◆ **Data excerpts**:
────

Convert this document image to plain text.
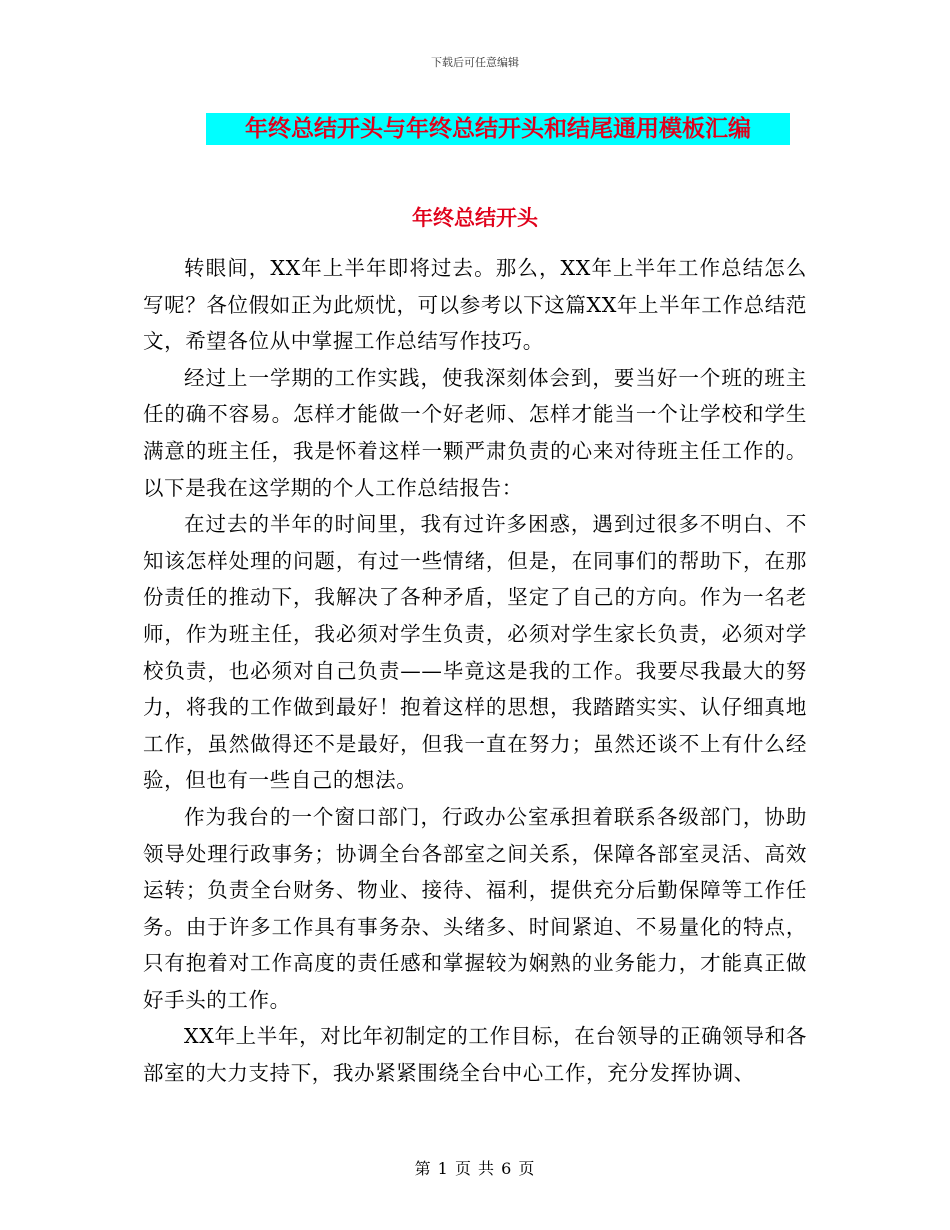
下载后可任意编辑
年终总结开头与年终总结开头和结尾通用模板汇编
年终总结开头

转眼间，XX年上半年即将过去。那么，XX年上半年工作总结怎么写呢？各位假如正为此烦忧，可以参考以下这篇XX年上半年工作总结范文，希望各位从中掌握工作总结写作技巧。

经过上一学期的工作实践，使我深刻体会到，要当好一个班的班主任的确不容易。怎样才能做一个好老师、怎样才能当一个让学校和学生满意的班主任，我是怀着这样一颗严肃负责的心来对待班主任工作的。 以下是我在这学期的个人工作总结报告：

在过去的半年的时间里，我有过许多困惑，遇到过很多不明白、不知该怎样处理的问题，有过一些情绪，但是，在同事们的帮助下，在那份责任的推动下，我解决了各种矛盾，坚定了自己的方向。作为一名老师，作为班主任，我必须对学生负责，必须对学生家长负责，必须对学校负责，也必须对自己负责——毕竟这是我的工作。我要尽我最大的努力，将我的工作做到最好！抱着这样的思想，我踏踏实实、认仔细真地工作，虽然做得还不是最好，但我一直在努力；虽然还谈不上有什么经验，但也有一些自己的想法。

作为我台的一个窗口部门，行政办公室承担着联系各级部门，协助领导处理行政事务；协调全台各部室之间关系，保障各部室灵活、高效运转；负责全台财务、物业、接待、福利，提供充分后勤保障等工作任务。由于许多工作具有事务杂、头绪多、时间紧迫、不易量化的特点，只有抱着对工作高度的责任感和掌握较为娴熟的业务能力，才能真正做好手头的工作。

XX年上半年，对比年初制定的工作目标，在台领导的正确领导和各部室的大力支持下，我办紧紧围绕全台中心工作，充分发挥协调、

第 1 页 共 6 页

────

◆ **TASK BRIEF**: Images should not appear in the copy; retype the listing above exactly.

◆ **COMPLETED TASK**:
Convert this document image to plain text.
下载后可任意编辑
年终总结开头与年终总结开头和结尾通用模板汇编
年终总结开头

转眼间，XX年上半年即将过去。那么，XX年上半年工作总结怎么写呢？各位假如正为此烦忧，可以参考以下这篇XX年上半年工作总结范文，希望各位从中掌握工作总结写作技巧。

经过上一学期的工作实践，使我深刻体会到，要当好一个班的班主任的确不容易。怎样才能做一个好老师、怎样才能当一个让学校和学生满意的班主任，我是怀着这样一颗严肃负责的心来对待班主任工作的。 以下是我在这学期的个人工作总结报告：

在过去的半年的时间里，我有过许多困惑，遇到过很多不明白、不知该怎样处理的问题，有过一些情绪，但是，在同事们的帮助下，在那份责任的推动下，我解决了各种矛盾，坚定了自己的方向。作为一名老师，作为班主任，我必须对学生负责，必须对学生家长负责，必须对学校负责，也必须对自己负责——毕竟这是我的工作。我要尽我最大的努力，将我的工作做到最好！抱着这样的思想，我踏踏实实、认仔细真地工作，虽然做得还不是最好，但我一直在努力；虽然还谈不上有什么经验，但也有一些自己的想法。

作为我台的一个窗口部门，行政办公室承担着联系各级部门，协助领导处理行政事务；协调全台各部室之间关系，保障各部室灵活、高效运转；负责全台财务、物业、接待、福利，提供充分后勤保障等工作任务。由于许多工作具有事务杂、头绪多、时间紧迫、不易量化的特点，只有抱着对工作高度的责任感和掌握较为娴熟的业务能力，才能真正做好手头的工作。

XX年上半年，对比年初制定的工作目标，在台领导的正确领导和各部室的大力支持下，我办紧紧围绕全台中心工作，充分发挥协调、

第 1 页 共 6 页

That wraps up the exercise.